## Task instructions
Retype the records that come next, word for word.

(Recorded data)

--

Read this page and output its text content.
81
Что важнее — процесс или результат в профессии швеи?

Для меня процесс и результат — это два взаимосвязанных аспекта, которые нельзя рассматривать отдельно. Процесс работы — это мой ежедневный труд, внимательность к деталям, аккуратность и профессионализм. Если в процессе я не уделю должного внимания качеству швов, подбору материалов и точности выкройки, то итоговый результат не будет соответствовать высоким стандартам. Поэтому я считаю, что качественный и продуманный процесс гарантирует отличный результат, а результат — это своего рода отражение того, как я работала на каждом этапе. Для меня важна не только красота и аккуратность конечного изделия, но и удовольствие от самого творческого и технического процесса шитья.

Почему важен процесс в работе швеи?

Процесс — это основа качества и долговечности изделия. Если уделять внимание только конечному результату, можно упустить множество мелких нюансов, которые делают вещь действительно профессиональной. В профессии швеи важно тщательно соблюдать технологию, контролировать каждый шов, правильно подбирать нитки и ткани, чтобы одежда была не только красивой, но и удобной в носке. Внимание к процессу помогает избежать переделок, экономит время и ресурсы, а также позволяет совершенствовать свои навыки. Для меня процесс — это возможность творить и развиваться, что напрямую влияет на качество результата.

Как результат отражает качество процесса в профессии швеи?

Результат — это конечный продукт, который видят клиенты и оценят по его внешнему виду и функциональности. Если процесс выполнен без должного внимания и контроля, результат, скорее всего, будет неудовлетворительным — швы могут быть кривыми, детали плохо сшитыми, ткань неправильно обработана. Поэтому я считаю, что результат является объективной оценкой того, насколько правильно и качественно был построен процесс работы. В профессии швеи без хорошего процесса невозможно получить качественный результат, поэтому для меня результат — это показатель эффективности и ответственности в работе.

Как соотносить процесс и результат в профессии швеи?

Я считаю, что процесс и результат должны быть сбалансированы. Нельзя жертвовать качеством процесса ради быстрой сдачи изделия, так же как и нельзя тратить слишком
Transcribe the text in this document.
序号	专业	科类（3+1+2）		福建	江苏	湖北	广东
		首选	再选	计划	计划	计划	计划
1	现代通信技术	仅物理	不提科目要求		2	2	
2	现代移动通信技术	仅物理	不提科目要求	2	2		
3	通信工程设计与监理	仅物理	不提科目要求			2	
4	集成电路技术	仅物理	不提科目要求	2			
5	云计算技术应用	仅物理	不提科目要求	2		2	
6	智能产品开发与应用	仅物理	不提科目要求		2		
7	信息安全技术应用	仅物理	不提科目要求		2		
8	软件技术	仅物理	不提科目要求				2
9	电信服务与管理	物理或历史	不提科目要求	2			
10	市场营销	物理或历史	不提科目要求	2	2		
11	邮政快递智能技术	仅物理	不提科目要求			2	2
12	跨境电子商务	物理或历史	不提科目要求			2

--

## Result of the task
Read this page and output its text content.
81
Что важнее — процесс или результат в профессии швеи?

Для меня процесс и результат — это два взаимосвязанных аспекта, которые нельзя рассматривать отдельно. Процесс работы — это мой ежедневный труд, внимательность к деталям, аккуратность и профессионализм. Если в процессе я не уделю должного внимания качеству швов, подбору материалов и точности выкройки, то итоговый результат не будет соответствовать высоким стандартам. Поэтому я считаю, что качественный и продуманный процесс гарантирует отличный результат, а результат — это своего рода отражение того, как я работала на каждом этапе. Для меня важна не только красота и аккуратность конечного изделия, но и удовольствие от самого творческого и технического процесса шитья.

Почему важен процесс в работе швеи?

Процесс — это основа качества и долговечности изделия. Если уделять внимание только конечному результату, можно упустить множество мелких нюансов, которые делают вещь действительно профессиональной. В профессии швеи важно тщательно соблюдать технологию, контролировать каждый шов, правильно подбирать нитки и ткани, чтобы одежда была не только красивой, но и удобной в носке. Внимание к процессу помогает избежать переделок, экономит время и ресурсы, а также позволяет совершенствовать свои навыки. Для меня процесс — это возможность творить и развиваться, что напрямую влияет на качество результата.

Как результат отражает качество процесса в профессии швеи?

Результат — это конечный продукт, который видят клиенты и оценят по его внешнему виду и функциональности. Если процесс выполнен без должного внимания и контроля, результат, скорее всего, будет неудовлетворительным — швы могут быть кривыми, детали плохо сшитыми, ткань неправильно обработана. Поэтому я считаю, что результат является объективной оценкой того, насколько правильно и качественно был построен процесс работы. В профессии швеи без хорошего процесса невозможно получить качественный результат, поэтому для меня результат — это показатель эффективности и ответственности в работе.

Как соотносить процесс и результат в профессии швеи?

Я считаю, что процесс и результат должны быть сбалансированы. Нельзя жертвовать качеством процесса ради быстрой сдачи изделия, так же как и нельзя тратить слишком
Transcribe the text in this document.
序号	专业	科类（3+1+2）		福建	江苏	湖北	广东
		首选	再选	计划	计划	计划	计划
1	现代通信技术	仅物理	不提科目要求		2	2	
2	现代移动通信技术	仅物理	不提科目要求	2	2		
3	通信工程设计与监理	仅物理	不提科目要求			2	
4	集成电路技术	仅物理	不提科目要求	2			
5	云计算技术应用	仅物理	不提科目要求	2		2	
6	智能产品开发与应用	仅物理	不提科目要求		2		
7	信息安全技术应用	仅物理	不提科目要求		2		
8	软件技术	仅物理	不提科目要求				2
9	电信服务与管理	物理或历史	不提科目要求	2			
10	市场营销	物理或历史	不提科目要求	2	2		
11	邮政快递智能技术	仅物理	不提科目要求			2	2
12	跨境电子商务	物理或历史	不提科目要求			2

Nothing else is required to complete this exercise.